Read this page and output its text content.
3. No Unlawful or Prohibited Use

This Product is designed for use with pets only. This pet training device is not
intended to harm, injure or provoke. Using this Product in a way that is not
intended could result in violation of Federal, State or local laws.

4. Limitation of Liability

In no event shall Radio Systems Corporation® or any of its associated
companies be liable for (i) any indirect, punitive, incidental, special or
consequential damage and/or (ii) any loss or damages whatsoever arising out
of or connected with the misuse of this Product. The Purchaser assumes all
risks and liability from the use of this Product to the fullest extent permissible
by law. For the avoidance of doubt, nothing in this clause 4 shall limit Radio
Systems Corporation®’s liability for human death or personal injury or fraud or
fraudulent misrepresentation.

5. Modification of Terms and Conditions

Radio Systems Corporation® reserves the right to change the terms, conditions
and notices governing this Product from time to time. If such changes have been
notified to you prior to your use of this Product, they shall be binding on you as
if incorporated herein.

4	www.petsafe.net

----------

__What you are asked to do__: Of the lines in the material above, state how many contain the string "shall"; give no other text.

__Expected answer__: 3